If you value what you read and would like to support my work, consider Buying Me A Coffee, leaving a heart/comment on this post below, or sharing this journal with another human. If you’re not a subscriber yet, join us!
THANK YOU, LOVE YOU.
I am still there, in the sea of presence at Mustafa the Poet’s concert that took place at Massey Hall in Toronto earlier this week. Seated side by side in red velvet chairs, the gentle conductor held our hand through a timeless ‘journey of death,’ singing haunting meditations on the textures of a community grieving on the other side of gun violence that took the lives of Jahvante “Smoke Dawg” Smart and Ali Reizeig in 2017 and 2018. Both of their families are present, and I suspect their living spirits have also made an appearance.

• [TASK TO CARRY OUT]:
Reproduce the part of the concert entry from "If you value" up to and including "yet, join us!". The records are separate material with no connection to the concert entry.

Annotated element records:
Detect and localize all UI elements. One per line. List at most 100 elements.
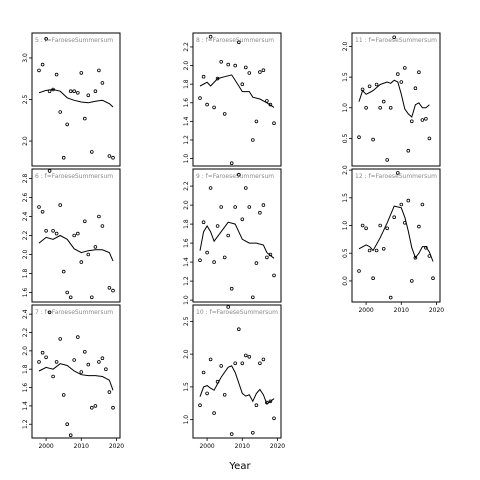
data-point	[40, 210, 45, 214]
data-point	[86, 362, 91, 367]
y-tick-label: 1.4	[183, 116, 190, 126]
data-point	[395, 171, 400, 175]
data-point	[58, 110, 62, 114]
x-tick-label: 2000	[38, 443, 53, 450]
data-point	[427, 136, 432, 141]
data-point	[247, 205, 252, 209]
data-point	[215, 379, 220, 384]
data-point	[61, 155, 66, 160]
data-point	[364, 106, 368, 110]
data-point	[90, 405, 94, 410]
x-axis-label: Year	[228, 461, 251, 472]
data-point	[406, 198, 411, 203]
data-point	[76, 231, 80, 236]
panel-frame	[31, 168, 121, 303]
data-point	[205, 250, 209, 255]
data-point	[237, 172, 241, 177]
data-point	[268, 399, 273, 404]
data-point	[51, 229, 55, 233]
data-point	[357, 269, 361, 273]
data-point	[40, 62, 45, 67]
data-point	[371, 276, 375, 281]
x-tick-label: 2020	[109, 443, 124, 450]
panel-frame	[351, 168, 441, 303]
data-point	[111, 288, 115, 293]
data-point	[237, 327, 241, 332]
data-point	[61, 393, 66, 397]
data-point	[258, 70, 262, 74]
data-point	[417, 224, 421, 229]
data-point	[111, 155, 115, 160]
data-point	[360, 87, 365, 92]
data-point	[54, 231, 59, 236]
data-point	[68, 433, 73, 438]
data-point	[247, 354, 252, 359]
y-tick-label: 2.0	[183, 349, 190, 359]
data-point	[58, 203, 62, 207]
data-point	[37, 360, 41, 364]
y-tick-label: 1.5	[183, 382, 190, 392]
y-tick-label: 1.6	[183, 238, 190, 248]
panel-7: 11 : f=FaroeseSummersum 0.5 1.0 1.5 2.0	[342, 32, 441, 167]
x-tick-label: 2010	[394, 307, 409, 314]
data-point	[265, 255, 269, 260]
y-tick-label: 1.5	[342, 193, 349, 203]
data-point	[212, 105, 216, 110]
smooth-line	[38, 363, 114, 391]
data-point	[427, 254, 432, 258]
data-point	[51, 374, 55, 379]
data-point	[58, 337, 62, 341]
data-point	[76, 335, 80, 339]
panel-title: 7 : f=FaroeseSummersum	[35, 309, 113, 316]
y-tick-label: 1.5	[342, 72, 349, 82]
data-point	[219, 364, 224, 368]
data-point	[265, 99, 269, 103]
data-point	[86, 252, 91, 257]
data-point	[107, 154, 112, 158]
data-point	[360, 223, 365, 228]
y-tick-label: 1.6	[22, 383, 29, 393]
data-point	[233, 63, 238, 68]
data-point	[208, 34, 213, 39]
data-point	[254, 119, 259, 124]
data-point	[212, 260, 216, 264]
x-tick-label: 2000	[199, 443, 214, 450]
data-point	[226, 305, 231, 309]
data-point	[72, 89, 76, 93]
smooth-line	[199, 365, 275, 405]
data-point	[79, 260, 84, 264]
data-point	[86, 93, 91, 98]
y-tick-label: 1.8	[183, 79, 190, 89]
data-point	[420, 118, 425, 122]
data-point	[424, 245, 428, 250]
panel-8: 12 : f=FaroeseSummersum 0.0 0.5 1.0 1.5 2.0 20…	[342, 165, 444, 314]
data-point	[76, 91, 80, 95]
data-point	[90, 295, 94, 300]
data-point	[261, 357, 266, 362]
data-point	[47, 169, 52, 173]
panel-title: 5 : f=FaroeseSummersum	[35, 37, 113, 44]
y-tick-label: 2.0	[22, 136, 29, 146]
y-tick-label: 2.0	[22, 346, 29, 356]
data-point	[258, 361, 262, 366]
data-point	[258, 210, 262, 215]
data-point	[215, 224, 220, 228]
panel-frame	[192, 168, 282, 303]
y-tick-label: 1.8	[22, 364, 29, 374]
data-point	[385, 226, 390, 231]
data-point	[79, 71, 84, 75]
y-tick-label: 1.0	[183, 295, 190, 305]
data-point	[47, 310, 52, 315]
data-point	[413, 255, 418, 260]
data-point	[83, 116, 87, 121]
data-point	[233, 205, 238, 209]
data-point	[229, 286, 234, 291]
y-tick-label: 2.6	[22, 193, 29, 203]
data-point	[381, 247, 386, 251]
data-point	[222, 392, 227, 397]
data-point	[409, 279, 414, 283]
data-point	[233, 361, 238, 366]
panel-title: 12 : f=FaroeseSummersum	[355, 173, 437, 180]
data-point	[208, 186, 213, 190]
data-point	[364, 226, 368, 231]
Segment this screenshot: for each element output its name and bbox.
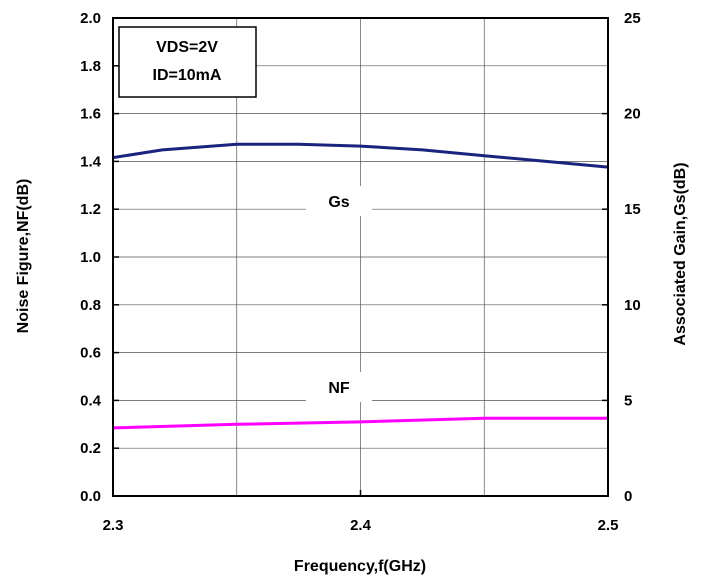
curve-labels: Gs NF <box>306 186 372 402</box>
y-right-tick-label: 25 <box>624 10 641 27</box>
x-tick-label: 2.3 <box>103 517 124 534</box>
x-tick-label: 2.5 <box>598 517 619 534</box>
x-axis-title: Frequency,f(GHz) <box>294 558 426 575</box>
y-left-tick-label: 1.4 <box>80 153 102 170</box>
y-right-tick-label: 0 <box>624 488 632 505</box>
y-right-tick-label: 10 <box>624 297 641 314</box>
gs-series-line <box>112 142 609 169</box>
y-left-tick-label: 2.0 <box>80 10 101 27</box>
nf-curve-label: NF <box>328 380 350 397</box>
tick-labels: 0.0 0.2 0.4 0.6 0.8 1.0 1.2 1.4 1.6 1.8 2.0 0 5 10 15 2… <box>80 10 641 534</box>
y-left-axis-title: Noise Figure,NF(dB) <box>15 179 32 334</box>
y-right-tick-label: 20 <box>624 106 641 123</box>
y-left-tick-label: 0.4 <box>80 392 102 409</box>
y-left-tick-label: 1.8 <box>80 58 101 75</box>
y-right-tick-label: 15 <box>624 201 641 218</box>
y-left-tick-label: 0.2 <box>80 440 101 457</box>
y-left-tick-label: 1.6 <box>80 106 101 123</box>
condition-id: ID=10mA <box>153 67 222 84</box>
series-layer <box>112 142 609 430</box>
y-left-tick-label: 0.6 <box>80 345 101 362</box>
condition-vds: VDS=2V <box>156 39 218 56</box>
y-left-tick-label: 0.8 <box>80 297 101 314</box>
x-tick-label: 2.4 <box>350 517 372 534</box>
y-right-axis-title: Associated Gain,Gs(dB) <box>672 162 689 345</box>
tick-marks <box>112 17 609 497</box>
conditions-box: VDS=2V ID=10mA <box>118 26 257 98</box>
y-left-tick-label: 1.0 <box>80 249 101 266</box>
gs-curve-label: Gs <box>328 194 349 211</box>
y-right-tick-label: 5 <box>624 392 632 409</box>
nf-series-line <box>112 416 608 430</box>
y-left-tick-label: 0.0 <box>80 488 101 505</box>
y-left-tick-label: 1.2 <box>80 201 101 218</box>
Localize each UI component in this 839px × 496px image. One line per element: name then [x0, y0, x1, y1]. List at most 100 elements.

• [SOLUTION]:
If you value what you read and would like to support my work, consider Buying Me A Coffee, leaving a heart/comment on this post below, or sharing this journal with another human. If you’re not a subscriber yet, join us!